## TASK SET:
A. Substitute "killed" for "shot dead" in the report on violence against Honduran activists, starting with "The dangers involved" and going on through "on their land.".
B. Extend the news report on killings of environmental activists in Honduras beyond its final sentence.
# EXCERPT PROVIDED start
Four activists have been killed since 2013, including one whose dismembered body was found in a river in 2015, said Benitez, and campaigning has stalled construction of the dam.

Norma Allegra Cerrato, Honduran vice-minister of human rights, governance and decentralisation, said the government is working to stem violence against activists while other government departments push for the projects they argue are needed for the economy.

“Currently we’ve had a lot of problems with big interests, we even have had deaths and we have to try to avoid this from happening in the country,” Cerrato said.

Deadly for activists

Honduras is the deadliest place on earth for environmental activism, according to a January report by UK-based watchdog Global Witness, with about 120 activists killed since 2010 but most crimes going unpunished.

The dangers involved hit the spotlight when renowned environmentalist Berta Caceres – a prize-winning grassroots campaigner – was gunned down in her home in March last year.

Since Caceres’s murder, at least seven more activists have been killed, including other members of the organisation co-founded by Caceres – the Council of Indigenous Peoples of Honduras (COPINH), according to Global Witness.

The latest victim, Jose Santos, an indigenous leader and land rights defender, was shot dead in February in his home.

Experts says violent conflicts between indigenous groups, companies and the country’s business and political elite will continue unless more is done to protect the rights of indigenous people and consult them about projects planned on their land.

Under an International Labour Organization (ILO) agreement that Honduras signed in 1989, the government is obliged to ensure projects on indigenous lands win “free, prior and informed consent” from locals.

But Honduran indigenous leaders say this rarely happens.

"Our territories, our rivers have been stolen and we haven't been consulted," said Margarita Pineda, whose own fight focuses on land around her native San Jose, another village in La Paz.
# EXCERPT PROVIDED end
# SUPPLIED MATERIAL start
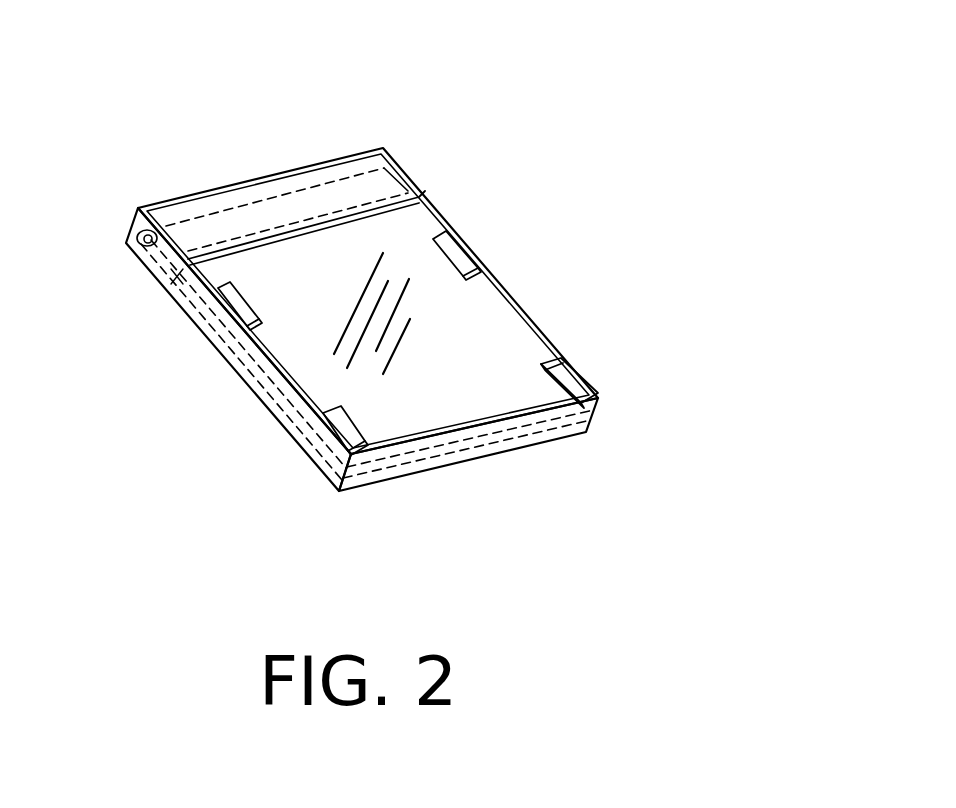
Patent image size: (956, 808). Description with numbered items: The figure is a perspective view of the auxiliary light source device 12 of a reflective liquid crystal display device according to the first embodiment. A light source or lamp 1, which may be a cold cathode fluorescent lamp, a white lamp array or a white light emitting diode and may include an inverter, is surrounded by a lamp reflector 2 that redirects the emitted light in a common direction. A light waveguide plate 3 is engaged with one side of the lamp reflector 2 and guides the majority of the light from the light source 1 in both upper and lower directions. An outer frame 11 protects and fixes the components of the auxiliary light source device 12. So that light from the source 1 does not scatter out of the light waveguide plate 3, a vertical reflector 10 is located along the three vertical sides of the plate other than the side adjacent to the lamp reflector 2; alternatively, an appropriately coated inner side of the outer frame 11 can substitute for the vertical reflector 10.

The light source 1 is at (143, 240).
The lamp reflector 2 is at (260, 210).
The light waveguide plate 3 is at (473, 327).
The vertical reflector 10 is at (253, 375).
The outer frame 11 is at (260, 405).
The auxiliary light source device 12 is at (522, 132).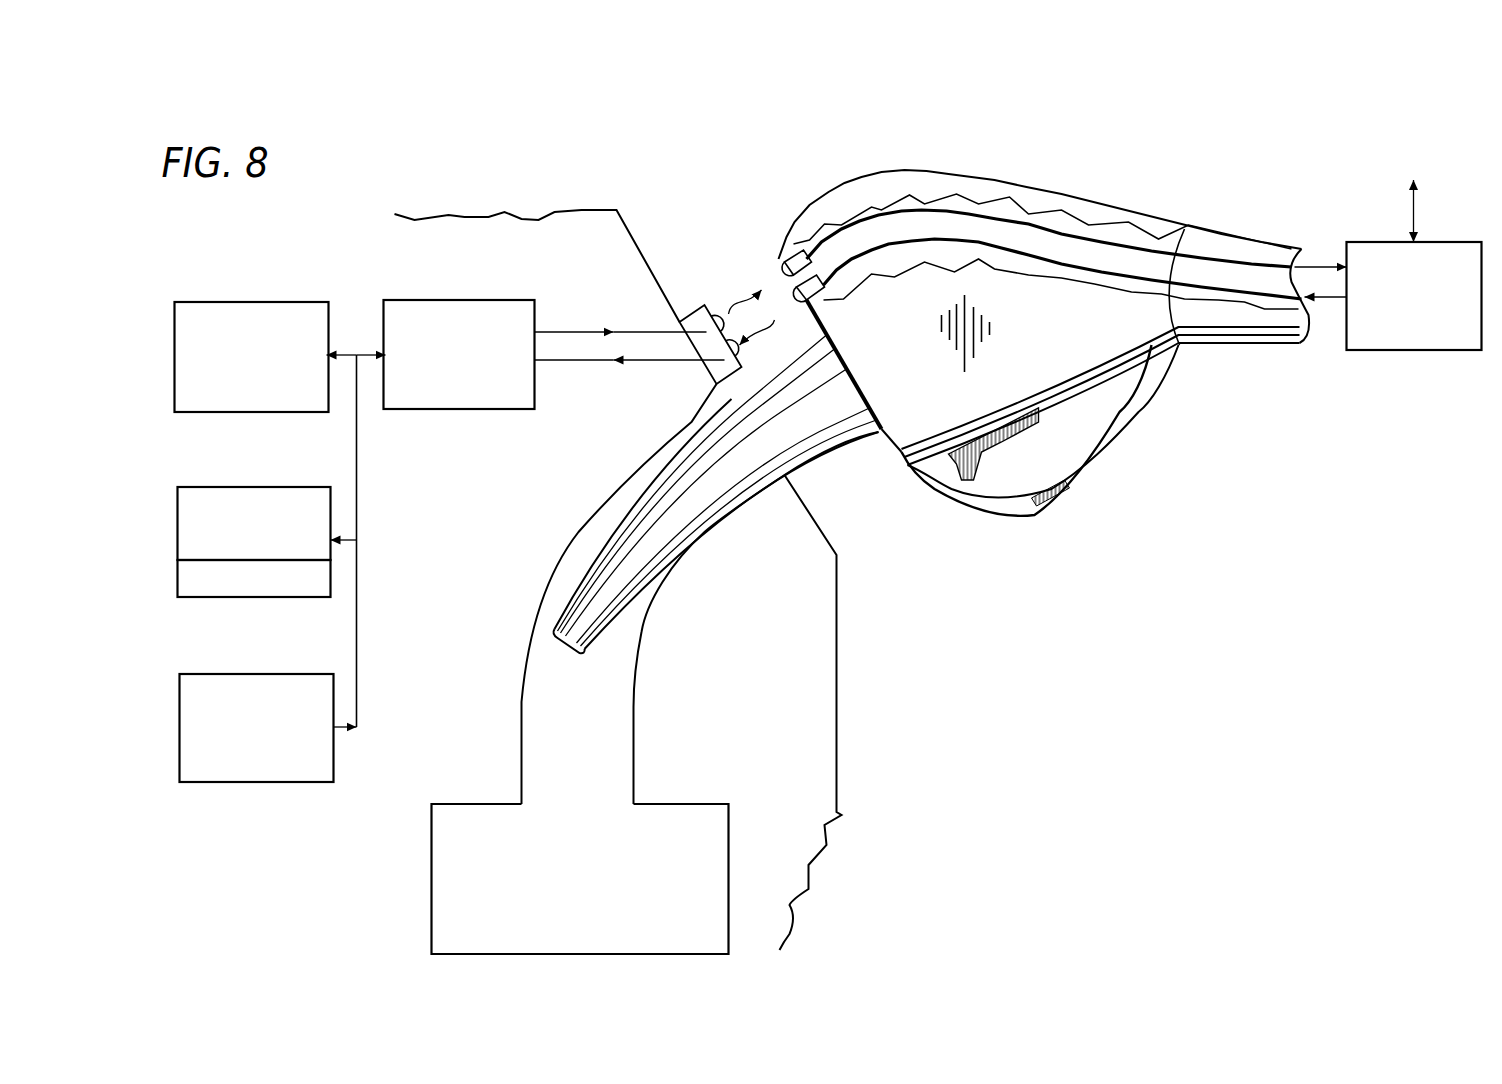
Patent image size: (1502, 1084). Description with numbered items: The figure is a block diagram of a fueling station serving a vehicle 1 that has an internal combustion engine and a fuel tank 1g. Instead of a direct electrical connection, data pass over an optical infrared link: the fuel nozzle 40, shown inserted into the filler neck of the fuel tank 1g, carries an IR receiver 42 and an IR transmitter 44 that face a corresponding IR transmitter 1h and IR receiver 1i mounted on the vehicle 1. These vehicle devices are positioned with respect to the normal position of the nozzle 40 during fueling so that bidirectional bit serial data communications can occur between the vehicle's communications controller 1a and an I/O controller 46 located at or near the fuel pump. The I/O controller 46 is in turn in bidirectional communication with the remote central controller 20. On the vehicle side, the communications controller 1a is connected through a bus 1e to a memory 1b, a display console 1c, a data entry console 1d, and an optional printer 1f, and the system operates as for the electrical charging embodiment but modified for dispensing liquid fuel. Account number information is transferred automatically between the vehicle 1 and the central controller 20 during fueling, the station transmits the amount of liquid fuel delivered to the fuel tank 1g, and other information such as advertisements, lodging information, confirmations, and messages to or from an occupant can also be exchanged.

The vehicle 1 is at (473, 200).
The communications controller 1a is at (425, 298).
The memory 1b is at (218, 300).
The display console 1c is at (222, 485).
The data entry console 1d is at (222, 672).
The bus 1e is at (356, 572).
The printer 1f is at (177, 583).
The fuel tank 1g is at (670, 797).
The IR transmitter 1h is at (711, 313).
The IR receiver 1i is at (733, 352).
The central controller 20 is at (1403, 165).
The fuel nozzle 40 is at (993, 170).
The IR receiver 42 is at (777, 268).
The IR transmitter 44 is at (788, 290).
The I/O controller 46 is at (1408, 349).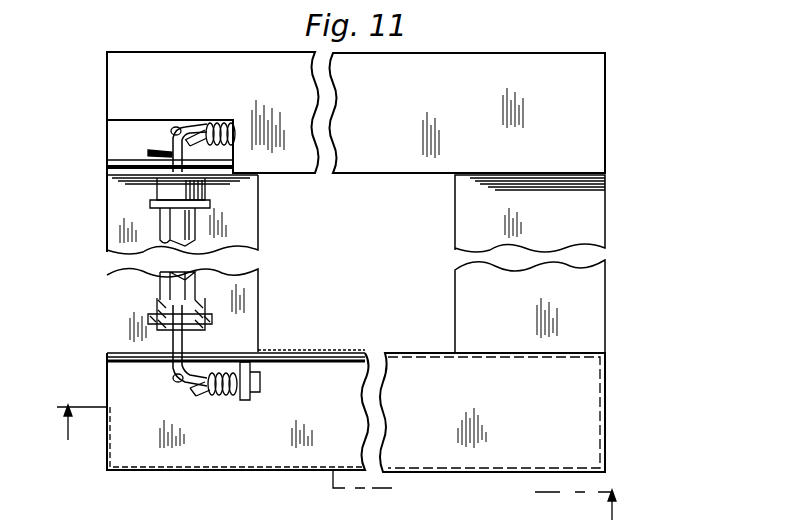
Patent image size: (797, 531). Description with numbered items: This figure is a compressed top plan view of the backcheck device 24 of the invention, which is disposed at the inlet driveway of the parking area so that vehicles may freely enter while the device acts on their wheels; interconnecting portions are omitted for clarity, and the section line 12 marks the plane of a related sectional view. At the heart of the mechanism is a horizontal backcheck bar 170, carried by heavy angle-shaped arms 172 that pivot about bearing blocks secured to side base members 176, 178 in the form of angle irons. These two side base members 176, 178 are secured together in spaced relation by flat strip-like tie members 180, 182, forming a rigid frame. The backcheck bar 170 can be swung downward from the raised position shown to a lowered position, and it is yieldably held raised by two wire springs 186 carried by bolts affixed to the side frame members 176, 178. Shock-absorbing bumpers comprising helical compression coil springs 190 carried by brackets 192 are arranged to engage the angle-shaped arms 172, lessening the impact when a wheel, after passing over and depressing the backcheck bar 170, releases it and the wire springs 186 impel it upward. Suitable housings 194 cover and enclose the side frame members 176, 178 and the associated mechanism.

The section line / modular unit 12 is at (339, 468).
The backcheck device 24 is at (630, 103).
The backcheck bar 170 is at (168, 215).
The angle-shaped arms 172 is at (172, 145).
The side base member 176 is at (122, 161).
The side base member 178 is at (120, 360).
The tie member 180 is at (247, 223).
The tie member 182 is at (456, 210).
The wire springs 186 is at (197, 128).
The helical compression coil springs 190 is at (223, 123).
The brackets 192 is at (248, 402).
The housings 194 is at (575, 64).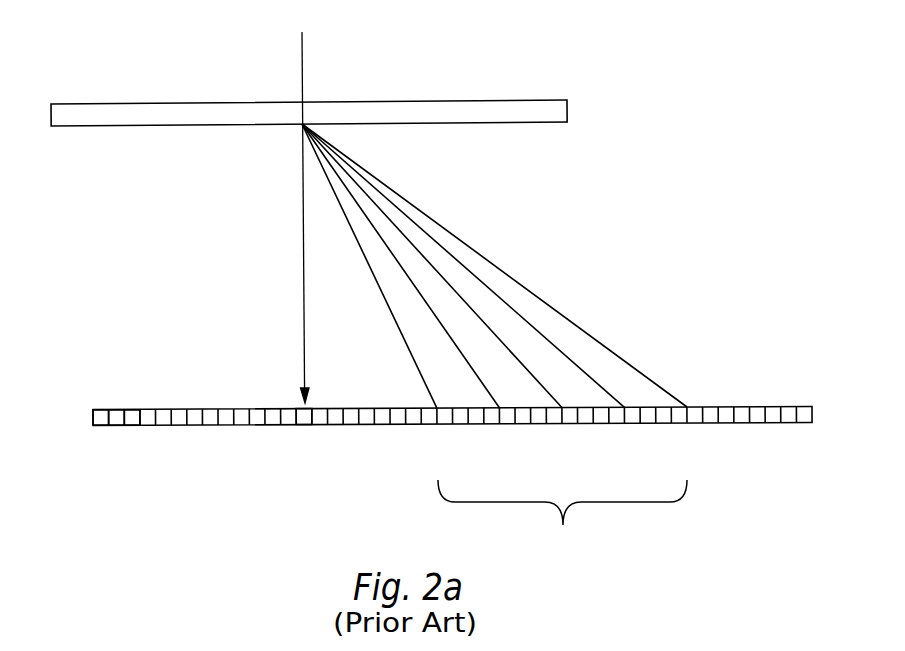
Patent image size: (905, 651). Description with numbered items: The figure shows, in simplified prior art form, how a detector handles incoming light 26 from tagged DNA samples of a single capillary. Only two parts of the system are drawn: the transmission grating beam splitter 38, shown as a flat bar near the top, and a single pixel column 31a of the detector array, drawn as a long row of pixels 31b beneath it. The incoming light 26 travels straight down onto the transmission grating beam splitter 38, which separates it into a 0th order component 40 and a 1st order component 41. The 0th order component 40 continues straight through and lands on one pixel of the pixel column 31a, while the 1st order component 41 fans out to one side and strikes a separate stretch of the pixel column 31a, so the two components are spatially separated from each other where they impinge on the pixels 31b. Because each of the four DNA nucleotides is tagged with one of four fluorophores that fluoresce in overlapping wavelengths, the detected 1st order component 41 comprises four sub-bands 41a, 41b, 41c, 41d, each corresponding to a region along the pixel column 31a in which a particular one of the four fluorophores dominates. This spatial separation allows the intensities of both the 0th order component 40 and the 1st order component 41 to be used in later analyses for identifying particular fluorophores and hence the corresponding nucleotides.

The incoming light 26 is at (299, 201).
The transmission grating beam splitter 38 is at (555, 112).
The pixel column 31a is at (806, 399).
The pixels 31b is at (133, 426).
The 0th order component 40 is at (302, 425).
The 1st order component 41 is at (562, 520).
The first sub-band 41a is at (499, 428).
The second sub-band 41b is at (500, 428).
The third sub-band 41c is at (563, 428).
The fourth sub-band 41d is at (625, 428).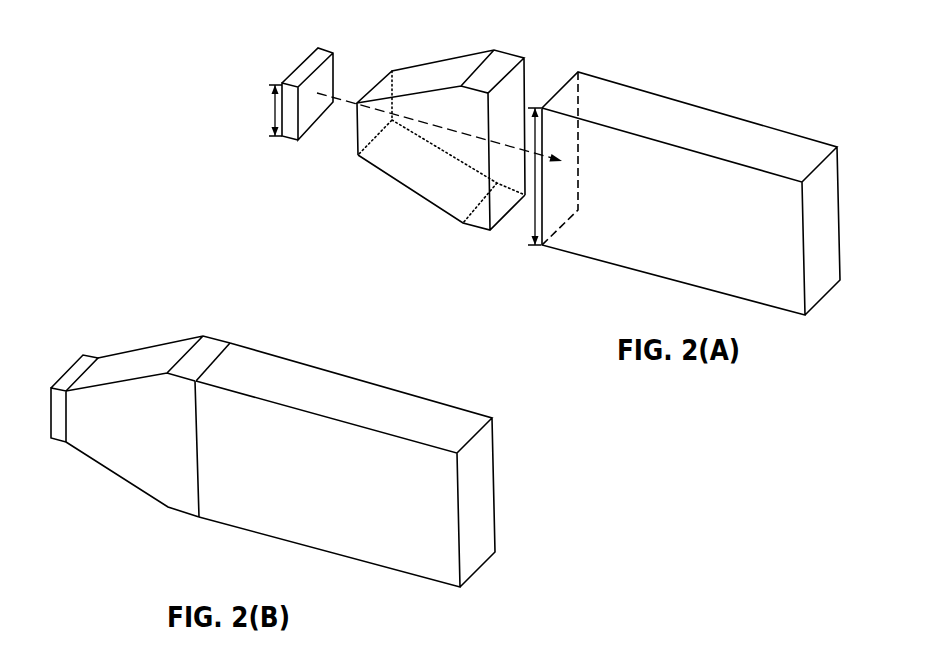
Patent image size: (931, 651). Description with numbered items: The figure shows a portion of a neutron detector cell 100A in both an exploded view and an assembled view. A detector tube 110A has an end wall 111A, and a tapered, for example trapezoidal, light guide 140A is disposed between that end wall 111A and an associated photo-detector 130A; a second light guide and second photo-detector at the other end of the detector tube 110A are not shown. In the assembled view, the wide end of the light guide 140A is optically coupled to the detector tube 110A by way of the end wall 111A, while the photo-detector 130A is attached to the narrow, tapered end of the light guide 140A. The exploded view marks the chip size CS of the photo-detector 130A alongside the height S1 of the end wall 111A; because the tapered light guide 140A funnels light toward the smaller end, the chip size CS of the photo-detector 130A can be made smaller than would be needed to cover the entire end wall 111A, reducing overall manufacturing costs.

In FIG. 2A, the neutron detector cell 100A is at (530, 161).
In FIG. 2B, the neutron detector cell 100A is at (273, 382).
In FIG. 2A, the detector tube 110A is at (757, 122).
In FIG. 2B, the detector tube 110A is at (388, 387).
In FIG. 2A, the end wall 111A is at (560, 83).
In FIG. 2B, the end wall 111A is at (215, 355).
In FIG. 2A, the photo-detector 130A is at (293, 69).
In FIG. 2B, the photo-detector 130A is at (90, 353).
In FIG. 2A, the tapered light guide 140A is at (435, 60).
In FIG. 2B, the tapered light guide 140A is at (162, 343).
In FIG. 2A, the chip size CS is at (274, 117).
In FIG. 2A, the light incident face height S1 is at (530, 225).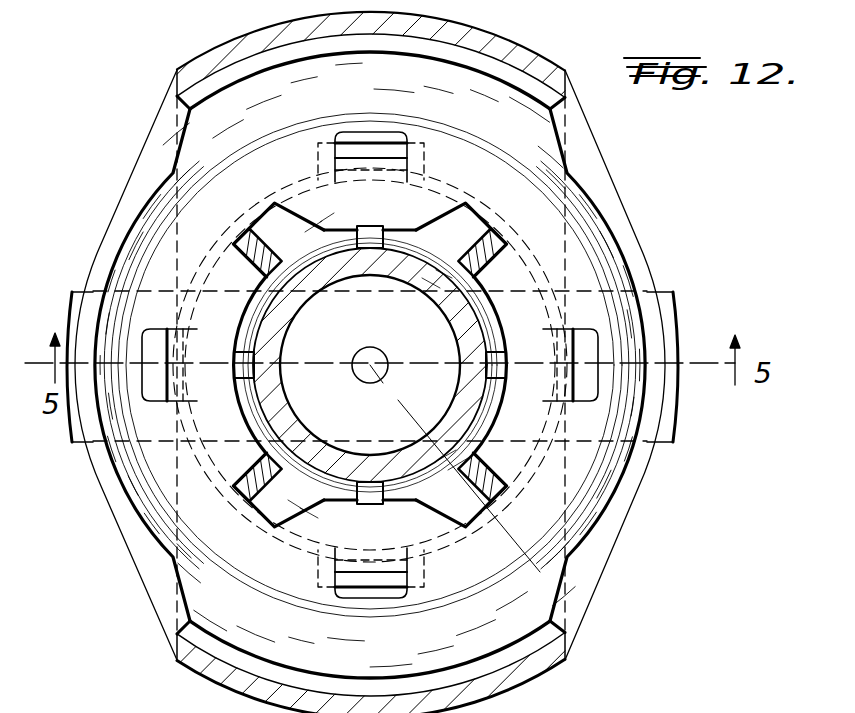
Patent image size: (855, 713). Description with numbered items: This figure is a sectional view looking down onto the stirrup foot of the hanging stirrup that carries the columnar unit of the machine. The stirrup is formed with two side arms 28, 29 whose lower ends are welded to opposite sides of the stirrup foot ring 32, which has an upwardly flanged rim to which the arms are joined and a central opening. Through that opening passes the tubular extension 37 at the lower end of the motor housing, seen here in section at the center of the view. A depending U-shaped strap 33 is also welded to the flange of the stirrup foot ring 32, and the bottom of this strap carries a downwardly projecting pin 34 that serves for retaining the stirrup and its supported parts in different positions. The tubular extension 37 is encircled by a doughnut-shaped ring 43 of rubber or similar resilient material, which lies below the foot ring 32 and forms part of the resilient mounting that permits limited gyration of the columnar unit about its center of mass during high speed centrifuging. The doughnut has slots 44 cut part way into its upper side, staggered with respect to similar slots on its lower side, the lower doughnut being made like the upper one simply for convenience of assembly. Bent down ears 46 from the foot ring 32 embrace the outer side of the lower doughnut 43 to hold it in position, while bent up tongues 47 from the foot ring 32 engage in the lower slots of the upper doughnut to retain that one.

The stirrup side arm 28 is at (517, 680).
The stirrup side arm 29 is at (530, 62).
The stirrup foot ring 32 is at (203, 592).
The U-shaped strap 33 is at (668, 313).
The pin 34 is at (388, 370).
The tubular extension 37 is at (290, 430).
The lower doughnut ring 43 is at (428, 480).
The upper slots 44 is at (252, 363).
The bent down ears 46 is at (378, 181).
The bent up tongues 47 is at (262, 250).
# SUPPLIED MATERIAL end
## RESPONSES TO THE EXERCISE:
A.
The dangers involved hit the spotlight when renowned environmentalist Berta Caceres – a prize-winning grassroots campaigner – was gunned down in her home in March last year.

Since Caceres’s murder, at least seven more activists have been killed, including other members of the organisation co-founded by Caceres – the Council of Indigenous Peoples of Honduras (COPINH), according to Global Witness.

The latest victim, Jose Santos, an indigenous leader and land rights defender, was killed in February in his home.

Experts says violent conflicts between indigenous groups, companies and the country’s business and political elite will continue unless more is done to protect the rights of indigenous people and consult them about projects planned on their land.

B.
According to the Inter-American Commission on Human Rights (IACHR), the top rights commission in the Americas, there are nearly 840 mining projects, most for gold, in the pipeline or under consideration, covering a third of Honduran territory.

Caceres led a decades-long campaign against the construction of the $50 million Agua Zarca hydroelectric dam that threatened to uproot hundreds of Lenca people and destroy livelihoods.

Both the government and Desarrollos Energeticos SA (DESA), the private company building the Agua Zarca dam, have denied any involvement in Caceres’s murder.

International backers of the dam – the FMO, the Dutch development bank, and a Finnish state investment fund, Finnfund – suspended $20 million in funding following Caceres’s murder.

In March, Finnfund said in a statement: “FMO and Finnfund will not, for now, make disbursements to the project.”

The FMO is working on plans to leave the project, saying on its website: “FMO is currently in discussion with the other Lenders, the independent facilitator, DESA and other stakeholders in order to realise a responsible exit from the project.”

Honour the legacy

Fellow activists vow to honour Caceres’s legacy.

Standing by a dried-out river bed, Pineda laments the disappearance of gushing rivers and waterfalls that ran through her forested mountains before a dam was built two years ago.

“They thought we would sit here with our arms crossed when Berta died. But we have strengthened our fight. We will all die one day so it may as well be for a fair fight,” said Pineda, who says she has received death threats from armed men.

For Miriam Miranda, head of the Black Fraternal Organisation of Honduras (OFRANEH), danger is a part of life for campaigners.

“We’re facing a hard fight against companies that are taking over our territories,” said Miranda, who is opposing big tourism projects on the ancestral lands of the Garifuna people.

“I’ve been . . . arrested and beaten by the police. I’ve been kidnapped by hired assassins who wanted to kill us for defending our territory,” she said.

The police would not comment on the alleged attacks.

Such is the danger that in recent years she and Benitez, along with Caceres and dozens of other Honduran activists, have been granted precautionary measures by the IACHR, which is part of the Organisation of American States.

This means the IACHR deems their lives to be at risk, and has asked the Honduran government to take steps to protect them.

But some activists, including Caceres, refused the offer of government protection, citing mistrust of state security forces.

Unpunished

For rarely are the murderers caught. About 80 per cent of murders in the Central American nation go unpunished, including killings of activists, according to IACHR’s latest report.

In Caceres’s case, eight people have been arrested in connection with her murder, including current and former Honduran military personnel.

But her family accuses the political elite and state security forces of orchestrating the murder and have demanded an independent investigation, a request the government has denied.

“I have encouraged them [Berta’s children] to continue with this fight,” said Caceres’s mother, 80-year-old Austraberta Flores.

“Of course it’s risky, but if we don’t make the sacrifice, it will be impossible to stop the destruction of the country.”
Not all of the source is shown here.